* _SELECTED EXTRACT_
##########

AIM To evaluate whether NLR can be used to predict the prognosis of MMBD patients after surgery.
METHODS The clinical data of 82 MMBD patients who underwent surgical treatments in Beijing Chao-yang Hospital were collected. The NLR was obtained from the absolute number of neutrophils and lymphocytes, calculated by the number of neutrophils and divided by the number of lymphocytes. The peripheral blood lymphocyte percentage was used as the major marker to analyze the change in characteristics of the immune statuses of multiple myeloma patients.

##########

* _RECORDS SHOWN_
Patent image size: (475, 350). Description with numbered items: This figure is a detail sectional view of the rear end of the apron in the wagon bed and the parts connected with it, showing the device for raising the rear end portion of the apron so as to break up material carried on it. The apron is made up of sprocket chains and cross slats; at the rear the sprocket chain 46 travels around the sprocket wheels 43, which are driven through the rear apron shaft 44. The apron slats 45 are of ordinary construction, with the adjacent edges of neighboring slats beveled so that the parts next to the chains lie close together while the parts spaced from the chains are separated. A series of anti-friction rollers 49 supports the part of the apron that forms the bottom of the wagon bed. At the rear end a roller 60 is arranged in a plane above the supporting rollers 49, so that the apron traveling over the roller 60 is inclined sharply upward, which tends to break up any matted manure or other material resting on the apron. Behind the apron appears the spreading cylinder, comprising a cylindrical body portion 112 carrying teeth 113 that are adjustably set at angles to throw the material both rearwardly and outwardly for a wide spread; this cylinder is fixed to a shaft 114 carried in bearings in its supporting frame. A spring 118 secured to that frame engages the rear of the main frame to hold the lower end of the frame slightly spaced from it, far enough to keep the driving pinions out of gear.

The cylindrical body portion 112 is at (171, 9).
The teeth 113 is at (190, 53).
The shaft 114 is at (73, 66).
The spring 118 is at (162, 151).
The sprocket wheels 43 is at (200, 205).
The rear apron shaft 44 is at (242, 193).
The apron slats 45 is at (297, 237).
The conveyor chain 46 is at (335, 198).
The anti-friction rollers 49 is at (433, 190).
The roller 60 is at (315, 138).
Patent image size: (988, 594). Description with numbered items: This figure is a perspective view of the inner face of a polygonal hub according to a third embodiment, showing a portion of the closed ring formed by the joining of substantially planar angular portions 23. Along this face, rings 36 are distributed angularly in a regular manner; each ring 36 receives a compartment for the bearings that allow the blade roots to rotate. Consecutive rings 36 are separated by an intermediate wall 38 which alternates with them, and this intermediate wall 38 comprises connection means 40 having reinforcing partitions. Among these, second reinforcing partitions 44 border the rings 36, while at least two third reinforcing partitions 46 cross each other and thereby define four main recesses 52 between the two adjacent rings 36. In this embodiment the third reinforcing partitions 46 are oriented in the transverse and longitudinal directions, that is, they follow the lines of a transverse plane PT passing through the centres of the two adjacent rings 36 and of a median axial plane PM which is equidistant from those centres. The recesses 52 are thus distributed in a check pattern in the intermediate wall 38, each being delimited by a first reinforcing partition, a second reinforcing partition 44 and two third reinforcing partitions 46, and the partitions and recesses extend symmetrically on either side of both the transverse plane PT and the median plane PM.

##########

* _PROBLEM DETAILS_
In the abstract on NLR and the prognosis of MMBD patients, take everything from "METHODS The clinical" down to "multiple myeloma patients." and write it out again, swapping "neutrophils" for "monocytes".

* _ANSWER TO THIS EXERCISE_
METHODS The clinical data of 82 MMBD patients who underwent surgical treatments in Beijing Chao-yang Hospital were collected. The NLR was obtained from the absolute number of monocytes and lymphocytes, calculated by the number of monocytes and divided by the number of lymphocytes. The peripheral blood lymphocyte percentage was used as the major marker to analyze the change in characteristics of the immune statuses of multiple myeloma patients.